**WORK TO BE COMPLETED:**
Look over the entries that follow and work out how many lines contain "left". State the number only.

Figure content listings
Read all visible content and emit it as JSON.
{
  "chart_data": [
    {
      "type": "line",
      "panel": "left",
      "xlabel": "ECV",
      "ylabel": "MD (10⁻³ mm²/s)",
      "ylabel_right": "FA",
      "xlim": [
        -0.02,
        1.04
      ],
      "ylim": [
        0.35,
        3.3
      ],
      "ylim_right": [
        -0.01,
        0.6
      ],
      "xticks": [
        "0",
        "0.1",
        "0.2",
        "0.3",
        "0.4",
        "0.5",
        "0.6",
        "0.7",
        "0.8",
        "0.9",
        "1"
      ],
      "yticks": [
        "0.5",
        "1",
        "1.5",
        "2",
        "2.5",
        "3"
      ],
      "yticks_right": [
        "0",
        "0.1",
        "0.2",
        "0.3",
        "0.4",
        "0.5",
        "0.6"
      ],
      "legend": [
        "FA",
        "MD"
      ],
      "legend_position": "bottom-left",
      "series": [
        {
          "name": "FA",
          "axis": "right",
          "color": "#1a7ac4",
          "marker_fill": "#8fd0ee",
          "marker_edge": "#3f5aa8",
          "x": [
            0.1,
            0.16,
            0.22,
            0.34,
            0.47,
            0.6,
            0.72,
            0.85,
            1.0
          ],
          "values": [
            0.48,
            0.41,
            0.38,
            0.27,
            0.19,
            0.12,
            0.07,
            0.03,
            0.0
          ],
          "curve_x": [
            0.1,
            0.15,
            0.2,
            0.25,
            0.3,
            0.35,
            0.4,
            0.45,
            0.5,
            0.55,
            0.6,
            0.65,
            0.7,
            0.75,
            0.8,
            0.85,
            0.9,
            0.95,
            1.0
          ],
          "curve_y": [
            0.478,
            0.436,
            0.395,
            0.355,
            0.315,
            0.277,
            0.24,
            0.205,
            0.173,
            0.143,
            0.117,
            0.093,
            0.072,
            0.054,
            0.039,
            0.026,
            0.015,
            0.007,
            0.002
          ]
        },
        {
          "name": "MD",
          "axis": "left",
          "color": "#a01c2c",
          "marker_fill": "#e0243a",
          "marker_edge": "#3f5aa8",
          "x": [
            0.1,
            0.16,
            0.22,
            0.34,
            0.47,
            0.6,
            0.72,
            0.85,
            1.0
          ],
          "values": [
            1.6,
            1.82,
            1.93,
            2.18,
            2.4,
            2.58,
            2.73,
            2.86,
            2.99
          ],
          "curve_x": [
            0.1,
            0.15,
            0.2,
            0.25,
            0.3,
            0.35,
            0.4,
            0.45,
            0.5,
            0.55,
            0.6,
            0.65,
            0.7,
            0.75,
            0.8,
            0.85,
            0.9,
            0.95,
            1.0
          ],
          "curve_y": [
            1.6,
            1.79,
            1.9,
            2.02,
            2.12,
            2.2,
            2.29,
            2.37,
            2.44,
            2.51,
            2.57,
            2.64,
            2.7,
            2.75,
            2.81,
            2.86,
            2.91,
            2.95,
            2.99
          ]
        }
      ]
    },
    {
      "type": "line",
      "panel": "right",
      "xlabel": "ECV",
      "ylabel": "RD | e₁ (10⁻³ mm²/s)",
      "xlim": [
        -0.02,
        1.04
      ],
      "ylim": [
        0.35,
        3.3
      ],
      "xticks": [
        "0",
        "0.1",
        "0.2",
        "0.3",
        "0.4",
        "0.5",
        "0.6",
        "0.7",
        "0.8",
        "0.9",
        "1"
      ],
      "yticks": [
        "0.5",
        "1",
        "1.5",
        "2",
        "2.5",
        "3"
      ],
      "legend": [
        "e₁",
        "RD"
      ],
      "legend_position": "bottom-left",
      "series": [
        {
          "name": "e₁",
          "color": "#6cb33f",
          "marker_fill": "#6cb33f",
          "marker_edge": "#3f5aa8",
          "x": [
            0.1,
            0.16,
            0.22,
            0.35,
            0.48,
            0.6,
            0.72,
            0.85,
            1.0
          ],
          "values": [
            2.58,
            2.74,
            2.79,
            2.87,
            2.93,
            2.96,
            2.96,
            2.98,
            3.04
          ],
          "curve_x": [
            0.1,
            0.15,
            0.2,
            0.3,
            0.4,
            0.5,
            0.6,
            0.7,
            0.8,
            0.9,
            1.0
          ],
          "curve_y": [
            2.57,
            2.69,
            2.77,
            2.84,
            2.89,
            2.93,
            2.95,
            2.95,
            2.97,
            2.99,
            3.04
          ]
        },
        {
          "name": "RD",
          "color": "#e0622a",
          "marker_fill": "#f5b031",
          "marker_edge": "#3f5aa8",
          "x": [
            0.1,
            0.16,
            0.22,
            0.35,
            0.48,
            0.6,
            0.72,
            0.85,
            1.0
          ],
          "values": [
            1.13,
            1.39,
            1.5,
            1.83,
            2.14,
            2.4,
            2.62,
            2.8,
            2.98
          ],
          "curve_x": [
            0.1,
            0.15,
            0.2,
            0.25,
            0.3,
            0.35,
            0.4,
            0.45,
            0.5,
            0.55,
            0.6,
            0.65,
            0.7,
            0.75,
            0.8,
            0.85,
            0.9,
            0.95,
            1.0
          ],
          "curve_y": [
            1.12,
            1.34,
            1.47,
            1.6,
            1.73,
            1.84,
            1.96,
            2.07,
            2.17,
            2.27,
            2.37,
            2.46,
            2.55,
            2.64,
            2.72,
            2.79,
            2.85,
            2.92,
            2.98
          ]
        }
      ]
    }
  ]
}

**EXERCISE RESULT:**
4